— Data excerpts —
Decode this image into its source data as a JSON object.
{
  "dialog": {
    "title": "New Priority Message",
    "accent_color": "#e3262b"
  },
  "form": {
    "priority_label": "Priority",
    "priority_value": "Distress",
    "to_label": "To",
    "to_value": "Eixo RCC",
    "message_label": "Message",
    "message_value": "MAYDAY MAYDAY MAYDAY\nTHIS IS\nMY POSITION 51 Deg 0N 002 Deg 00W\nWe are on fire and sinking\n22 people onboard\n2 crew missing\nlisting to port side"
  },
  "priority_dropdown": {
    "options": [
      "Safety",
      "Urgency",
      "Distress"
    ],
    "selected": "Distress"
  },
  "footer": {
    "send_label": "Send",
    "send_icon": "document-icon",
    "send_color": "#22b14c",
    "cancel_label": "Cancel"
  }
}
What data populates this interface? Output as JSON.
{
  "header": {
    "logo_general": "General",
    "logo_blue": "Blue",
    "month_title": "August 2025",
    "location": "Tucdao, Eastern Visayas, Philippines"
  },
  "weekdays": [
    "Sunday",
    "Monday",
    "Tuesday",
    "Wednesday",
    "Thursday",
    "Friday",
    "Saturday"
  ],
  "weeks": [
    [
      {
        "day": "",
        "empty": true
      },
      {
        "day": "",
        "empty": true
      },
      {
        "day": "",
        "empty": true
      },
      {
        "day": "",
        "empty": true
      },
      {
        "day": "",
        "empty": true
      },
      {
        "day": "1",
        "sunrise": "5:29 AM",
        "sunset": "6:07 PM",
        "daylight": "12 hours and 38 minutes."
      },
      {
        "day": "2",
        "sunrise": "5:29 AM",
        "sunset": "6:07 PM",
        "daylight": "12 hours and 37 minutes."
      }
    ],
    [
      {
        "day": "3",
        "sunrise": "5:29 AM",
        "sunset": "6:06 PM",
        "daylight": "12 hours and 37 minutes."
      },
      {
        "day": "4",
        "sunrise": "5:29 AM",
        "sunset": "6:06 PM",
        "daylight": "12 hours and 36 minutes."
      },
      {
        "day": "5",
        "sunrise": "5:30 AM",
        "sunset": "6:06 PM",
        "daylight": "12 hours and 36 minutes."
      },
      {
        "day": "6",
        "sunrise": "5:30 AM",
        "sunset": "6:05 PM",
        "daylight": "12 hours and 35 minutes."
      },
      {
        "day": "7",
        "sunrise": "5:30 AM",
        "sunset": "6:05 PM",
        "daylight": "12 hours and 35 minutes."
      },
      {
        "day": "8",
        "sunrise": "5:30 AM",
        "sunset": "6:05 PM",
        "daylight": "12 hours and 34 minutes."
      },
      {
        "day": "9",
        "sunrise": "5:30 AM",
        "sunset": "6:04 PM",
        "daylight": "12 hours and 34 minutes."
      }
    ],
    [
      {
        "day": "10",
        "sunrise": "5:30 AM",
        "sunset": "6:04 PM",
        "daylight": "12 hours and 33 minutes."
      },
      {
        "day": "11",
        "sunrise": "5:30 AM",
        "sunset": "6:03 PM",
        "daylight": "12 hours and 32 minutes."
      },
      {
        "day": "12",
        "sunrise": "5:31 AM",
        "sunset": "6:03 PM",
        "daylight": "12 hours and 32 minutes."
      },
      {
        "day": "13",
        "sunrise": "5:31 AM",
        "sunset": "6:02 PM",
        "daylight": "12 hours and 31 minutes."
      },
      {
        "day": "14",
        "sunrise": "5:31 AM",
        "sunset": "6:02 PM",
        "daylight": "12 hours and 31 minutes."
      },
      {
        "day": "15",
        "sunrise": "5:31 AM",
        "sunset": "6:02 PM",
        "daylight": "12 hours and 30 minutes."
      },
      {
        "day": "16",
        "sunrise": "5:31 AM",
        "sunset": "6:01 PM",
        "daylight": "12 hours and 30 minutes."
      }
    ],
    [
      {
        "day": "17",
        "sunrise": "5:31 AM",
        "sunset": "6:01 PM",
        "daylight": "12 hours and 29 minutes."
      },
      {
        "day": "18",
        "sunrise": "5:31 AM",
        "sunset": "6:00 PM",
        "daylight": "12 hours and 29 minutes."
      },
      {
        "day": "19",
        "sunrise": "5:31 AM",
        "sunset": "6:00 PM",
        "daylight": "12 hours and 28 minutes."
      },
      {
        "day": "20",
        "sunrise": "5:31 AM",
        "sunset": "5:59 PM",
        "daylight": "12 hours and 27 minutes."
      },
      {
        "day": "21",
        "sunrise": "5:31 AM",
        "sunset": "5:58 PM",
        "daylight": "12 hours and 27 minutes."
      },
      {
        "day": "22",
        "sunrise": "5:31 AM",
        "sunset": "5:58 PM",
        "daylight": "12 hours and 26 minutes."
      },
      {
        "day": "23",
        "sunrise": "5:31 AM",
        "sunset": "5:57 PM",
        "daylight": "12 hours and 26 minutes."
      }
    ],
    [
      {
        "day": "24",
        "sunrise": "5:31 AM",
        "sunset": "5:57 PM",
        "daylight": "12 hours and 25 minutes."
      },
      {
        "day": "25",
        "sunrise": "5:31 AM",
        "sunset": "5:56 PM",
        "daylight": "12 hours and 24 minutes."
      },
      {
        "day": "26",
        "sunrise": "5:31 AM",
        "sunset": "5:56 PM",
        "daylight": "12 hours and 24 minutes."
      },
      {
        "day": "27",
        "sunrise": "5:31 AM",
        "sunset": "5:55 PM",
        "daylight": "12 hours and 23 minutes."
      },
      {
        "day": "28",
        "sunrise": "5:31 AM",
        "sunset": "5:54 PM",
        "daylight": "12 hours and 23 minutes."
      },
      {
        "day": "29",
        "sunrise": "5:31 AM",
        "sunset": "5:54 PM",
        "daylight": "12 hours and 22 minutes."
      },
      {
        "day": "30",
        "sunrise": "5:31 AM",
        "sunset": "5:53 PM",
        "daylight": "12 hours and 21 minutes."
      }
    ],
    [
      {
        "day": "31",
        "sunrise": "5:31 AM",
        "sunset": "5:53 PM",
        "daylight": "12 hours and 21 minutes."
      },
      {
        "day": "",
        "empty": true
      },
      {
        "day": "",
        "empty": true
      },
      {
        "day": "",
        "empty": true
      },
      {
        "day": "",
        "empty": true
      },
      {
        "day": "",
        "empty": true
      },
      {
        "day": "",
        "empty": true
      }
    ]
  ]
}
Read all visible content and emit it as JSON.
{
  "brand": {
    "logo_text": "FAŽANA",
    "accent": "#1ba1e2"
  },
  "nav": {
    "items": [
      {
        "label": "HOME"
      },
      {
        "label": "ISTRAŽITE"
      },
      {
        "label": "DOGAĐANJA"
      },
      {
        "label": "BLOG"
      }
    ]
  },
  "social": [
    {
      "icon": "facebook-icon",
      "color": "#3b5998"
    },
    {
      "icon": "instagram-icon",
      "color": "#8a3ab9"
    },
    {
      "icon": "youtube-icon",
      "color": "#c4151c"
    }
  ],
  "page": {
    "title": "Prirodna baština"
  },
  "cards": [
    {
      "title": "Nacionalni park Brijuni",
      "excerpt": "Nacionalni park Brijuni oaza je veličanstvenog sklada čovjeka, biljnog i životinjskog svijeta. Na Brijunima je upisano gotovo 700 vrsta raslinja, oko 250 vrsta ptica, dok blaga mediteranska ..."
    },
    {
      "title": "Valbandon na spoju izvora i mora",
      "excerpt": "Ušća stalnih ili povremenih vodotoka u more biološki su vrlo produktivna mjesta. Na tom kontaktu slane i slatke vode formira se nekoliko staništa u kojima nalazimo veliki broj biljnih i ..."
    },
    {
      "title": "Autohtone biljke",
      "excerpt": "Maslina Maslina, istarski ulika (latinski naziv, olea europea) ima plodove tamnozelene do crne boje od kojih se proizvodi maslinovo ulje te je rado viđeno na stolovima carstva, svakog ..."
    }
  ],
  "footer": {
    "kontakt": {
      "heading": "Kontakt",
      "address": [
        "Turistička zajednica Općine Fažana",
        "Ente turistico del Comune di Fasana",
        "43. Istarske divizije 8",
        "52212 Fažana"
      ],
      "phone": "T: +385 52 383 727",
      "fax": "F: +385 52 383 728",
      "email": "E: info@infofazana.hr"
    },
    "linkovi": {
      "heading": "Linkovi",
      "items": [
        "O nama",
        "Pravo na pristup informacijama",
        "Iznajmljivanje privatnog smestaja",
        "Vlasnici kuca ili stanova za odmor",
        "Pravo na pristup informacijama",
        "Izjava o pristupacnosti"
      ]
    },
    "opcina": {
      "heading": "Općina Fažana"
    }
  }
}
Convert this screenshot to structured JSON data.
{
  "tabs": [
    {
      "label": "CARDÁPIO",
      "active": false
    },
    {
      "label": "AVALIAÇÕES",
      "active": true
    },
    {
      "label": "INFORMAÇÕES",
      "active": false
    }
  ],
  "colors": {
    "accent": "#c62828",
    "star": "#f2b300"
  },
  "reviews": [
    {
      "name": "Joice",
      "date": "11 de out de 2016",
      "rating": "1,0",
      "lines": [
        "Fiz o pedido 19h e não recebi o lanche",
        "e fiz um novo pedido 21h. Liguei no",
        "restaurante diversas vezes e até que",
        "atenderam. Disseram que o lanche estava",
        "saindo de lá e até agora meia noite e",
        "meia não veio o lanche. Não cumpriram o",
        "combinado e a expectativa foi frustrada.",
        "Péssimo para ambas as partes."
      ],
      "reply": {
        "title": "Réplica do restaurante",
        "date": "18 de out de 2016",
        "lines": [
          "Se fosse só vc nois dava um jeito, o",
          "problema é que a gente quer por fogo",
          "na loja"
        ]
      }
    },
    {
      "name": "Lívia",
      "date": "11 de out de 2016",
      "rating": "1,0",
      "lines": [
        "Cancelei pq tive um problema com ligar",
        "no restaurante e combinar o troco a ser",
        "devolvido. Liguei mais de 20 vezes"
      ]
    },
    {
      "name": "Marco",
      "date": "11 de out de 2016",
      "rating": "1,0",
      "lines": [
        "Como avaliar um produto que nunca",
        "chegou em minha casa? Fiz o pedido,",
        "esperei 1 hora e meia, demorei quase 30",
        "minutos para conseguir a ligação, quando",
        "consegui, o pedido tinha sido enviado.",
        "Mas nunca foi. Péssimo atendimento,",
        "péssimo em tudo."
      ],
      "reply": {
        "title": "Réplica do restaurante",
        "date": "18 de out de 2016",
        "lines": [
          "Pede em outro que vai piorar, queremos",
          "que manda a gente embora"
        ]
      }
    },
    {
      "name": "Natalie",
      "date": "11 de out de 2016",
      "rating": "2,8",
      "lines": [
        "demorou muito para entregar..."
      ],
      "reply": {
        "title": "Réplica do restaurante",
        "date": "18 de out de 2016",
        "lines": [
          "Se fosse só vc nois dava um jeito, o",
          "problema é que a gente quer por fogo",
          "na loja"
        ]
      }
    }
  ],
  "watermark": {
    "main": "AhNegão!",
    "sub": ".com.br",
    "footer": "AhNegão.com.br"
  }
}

— What the task asks —
Extract each line holding the string "pedido".

— Expected output —
        "Fiz o pedido 19h e não recebi o lanche",
        "e fiz um novo pedido 21h. Liguei no",
        "chegou em minha casa? Fiz o pedido,",
        "consegui, o pedido tinha sido enviado.",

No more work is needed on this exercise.